• Text:
□ □ □
As today's youth, no, today's young children engage technology, virtual worlds in place of the real world, what might happen to how they think, relate, create, solve, feel? At a family gathering, one of my younger cousins pulled up his iPhone to share a real-time representation of the night sky. My uncle pointed out that we could just as easily see the night sky, simply by looking at the actual sky. My cousin responded with, "but this is real, it really is real, it is real-time." My cousin's reaction is provocative. What is real? What is reality? When the virtual world is beginning to represent reality in its many abundant forms?

As social networking takes over face-to-face conversations, Minecraft environments invite problem solving in place of real-life situations, what do today's children believe and know about reality? And as they spend increasing number of hours immersed in the virtual world, their primary contact with the real world being the surface they are sitting on, the keys at their fingertips and the smells in the room, how does that begin to alter their sense of the world?

What new senses are these children developing? Add to touch, see, smell, taste and feel a few others like knowing how to sense emotions based on emoticons. What skills are they developing? Fingertip control becomes more important than handwriting, yes. But beyond that, how about creating, navigating social groups without seeing anyone face-to-face, holding conversations, long ones too though all in tiny byte sizes? Or, the ability to find known answers in a jiffy with a single search, without needing to theorize, research, discuss, experiment and read?

Immersed in virtual worlds, it is easy to believe that humans, young fledging humans have complete control over the virtual world they interact with. I wonder though. While the users of the virtual world, control its events, the virtual world is altering how users sense and navigate the real world. Long gone are the days of a keen eye-sight to spot a cheetah in the dark, agile feet that got you only 5 feet from a distracted panther or smelling the air to fortell weather. But now, we are letting go of seeing faces to understand emotions, handwriting, mental math, dinner time conversations and handcrafts for Minecraft.

Only time will tell how technology will shape humans. The question is how, not if, not when. Perhaps a Matrix-like reality while borderline fantastical and seemingly faraway is already taking root, because today, our children are better at using their fingertips to make their virtual avatars climb trees than they are at climbing a real tree.
□ □ □
• Data excerpts:

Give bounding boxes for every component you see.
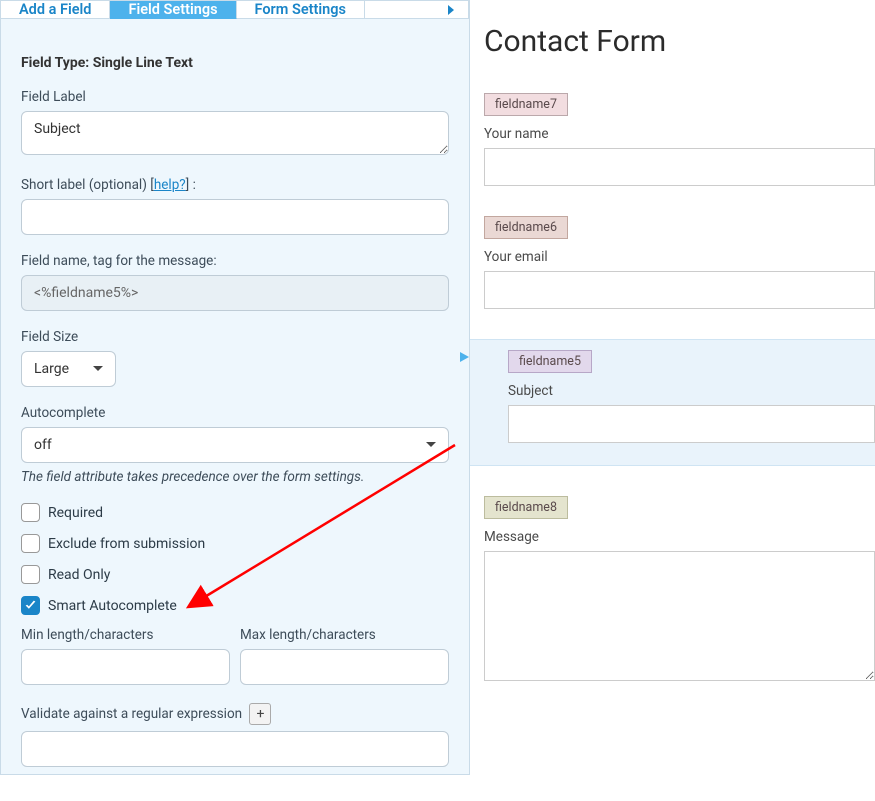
required-checkbox[interactable] [21, 503, 40, 522]
smart-autocomplete-checkbox[interactable] [21, 596, 40, 615]
tab-form-settings[interactable]: Form Settings [237, 1, 365, 19]
readonly-label: Read Only [48, 567, 110, 583]
preview-field-label: Your email [484, 249, 875, 265]
max-length-label: Max length/characters [240, 627, 449, 643]
preview-field-label: Message [484, 529, 875, 545]
preview-field-input[interactable] [484, 551, 875, 681]
preview-field-input[interactable] [484, 148, 875, 186]
autocomplete-note: The field attribute takes precedence ove… [21, 469, 449, 485]
field-tag: fieldname6 [484, 216, 568, 239]
form-title: Contact Form [484, 24, 875, 59]
max-length-input[interactable] [240, 649, 449, 685]
preview-field-fieldname5[interactable]: fieldname5 Subject [470, 339, 875, 466]
field-size-label: Field Size [21, 329, 449, 345]
preview-field-fieldname6[interactable]: fieldname6 Your email [484, 216, 875, 309]
min-length-input[interactable] [21, 649, 230, 685]
preview-field-label: Subject [508, 383, 875, 399]
regex-input[interactable] [21, 731, 449, 767]
exclude-checkbox[interactable] [21, 534, 40, 553]
short-label-input[interactable] [21, 199, 449, 235]
field-size-select[interactable]: Large [21, 351, 116, 387]
field-tag: fieldname5 [508, 350, 592, 373]
field-label-input[interactable]: Subject [21, 111, 449, 155]
selected-caret-icon [460, 352, 469, 362]
field-name-input [21, 275, 449, 311]
tab-field-settings[interactable]: Field Settings [110, 1, 236, 19]
field-tag: fieldname7 [484, 93, 568, 116]
short-label-label: Short label (optional) [help?] : [21, 177, 449, 193]
smart-autocomplete-label: Smart Autocomplete [48, 598, 177, 614]
readonly-checkbox[interactable] [21, 565, 40, 584]
tab-overflow[interactable] [365, 1, 469, 19]
preview-field-fieldname8[interactable]: fieldname8 Message [484, 496, 875, 685]
form-preview: Contact Form fieldname7Your namefieldnam… [470, 0, 875, 775]
preview-field-input[interactable] [484, 271, 875, 309]
caret-right-icon [446, 5, 456, 15]
field-tag: fieldname8 [484, 496, 568, 519]
preview-field-fieldname7[interactable]: fieldname7 Your name [484, 93, 875, 186]
required-label: Required [48, 505, 103, 521]
tabs: Add a Field Field Settings Form Settings [1, 1, 469, 19]
regex-label: Validate against a regular expression + [21, 703, 449, 725]
settings-panel: Add a Field Field Settings Form Settings… [0, 0, 470, 775]
regex-add-button[interactable]: + [249, 703, 271, 725]
field-label-label: Field Label [21, 89, 449, 105]
preview-field-label: Your name [484, 126, 875, 142]
preview-field-input[interactable] [508, 405, 875, 443]
exclude-label: Exclude from submission [48, 536, 205, 552]
check-icon [24, 599, 37, 612]
field-type-heading: Field Type: Single Line Text [21, 55, 449, 71]
help-link[interactable]: help? [154, 177, 186, 193]
min-length-label: Min length/characters [21, 627, 230, 643]
autocomplete-select[interactable]: off [21, 427, 449, 463]
tab-add-field[interactable]: Add a Field [1, 1, 110, 19]
field-name-label: Field name, tag for the message: [21, 253, 449, 269]
autocomplete-label: Autocomplete [21, 405, 449, 421]
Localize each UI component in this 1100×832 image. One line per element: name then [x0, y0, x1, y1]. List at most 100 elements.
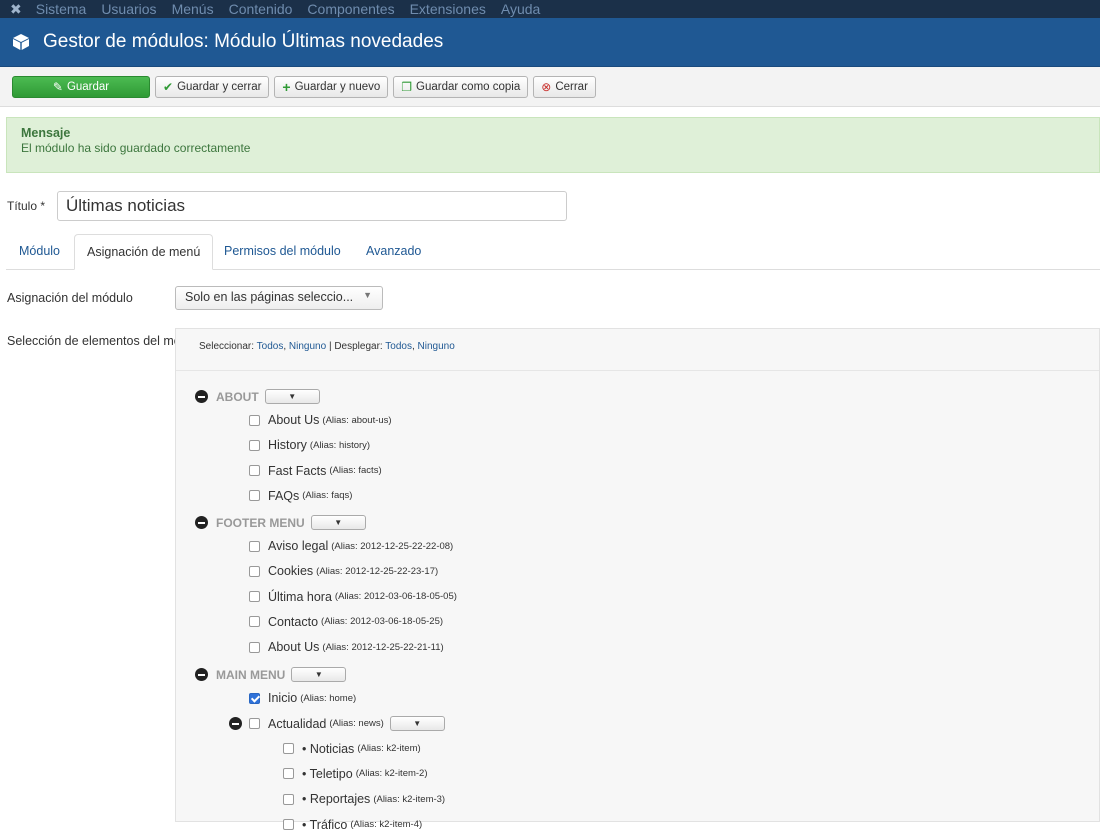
□ □ □
• Requirement 1: In the essay about children and virtual worlds, what device did the younger cousin use to show a real-time view of the night sky?
• Requirement 2: Copy out the rows above word for word, from the line with "required-checkbox[interactable] [21, 503, 40, 522]" to the line with "form-title: Contact Form [484, 24, 875, 59]", including both of those lines.

• Exercise result 1: His iPhone.

• Exercise result 2:
required-checkbox[interactable] [21, 503, 40, 522]
smart-autocomplete-checkbox[interactable] [21, 596, 40, 615]
tab-form-settings[interactable]: Form Settings [237, 1, 365, 19]
readonly-label: Read Only [48, 567, 110, 583]
preview-field-label: Your email [484, 249, 875, 265]
max-length-label: Max length/characters [240, 627, 449, 643]
preview-field-label: Message [484, 529, 875, 545]
preview-field-input[interactable] [484, 551, 875, 681]
preview-field-input[interactable] [484, 148, 875, 186]
autocomplete-note: The field attribute takes precedence ove… [21, 469, 449, 485]
field-tag: fieldname6 [484, 216, 568, 239]
form-title: Contact Form [484, 24, 875, 59]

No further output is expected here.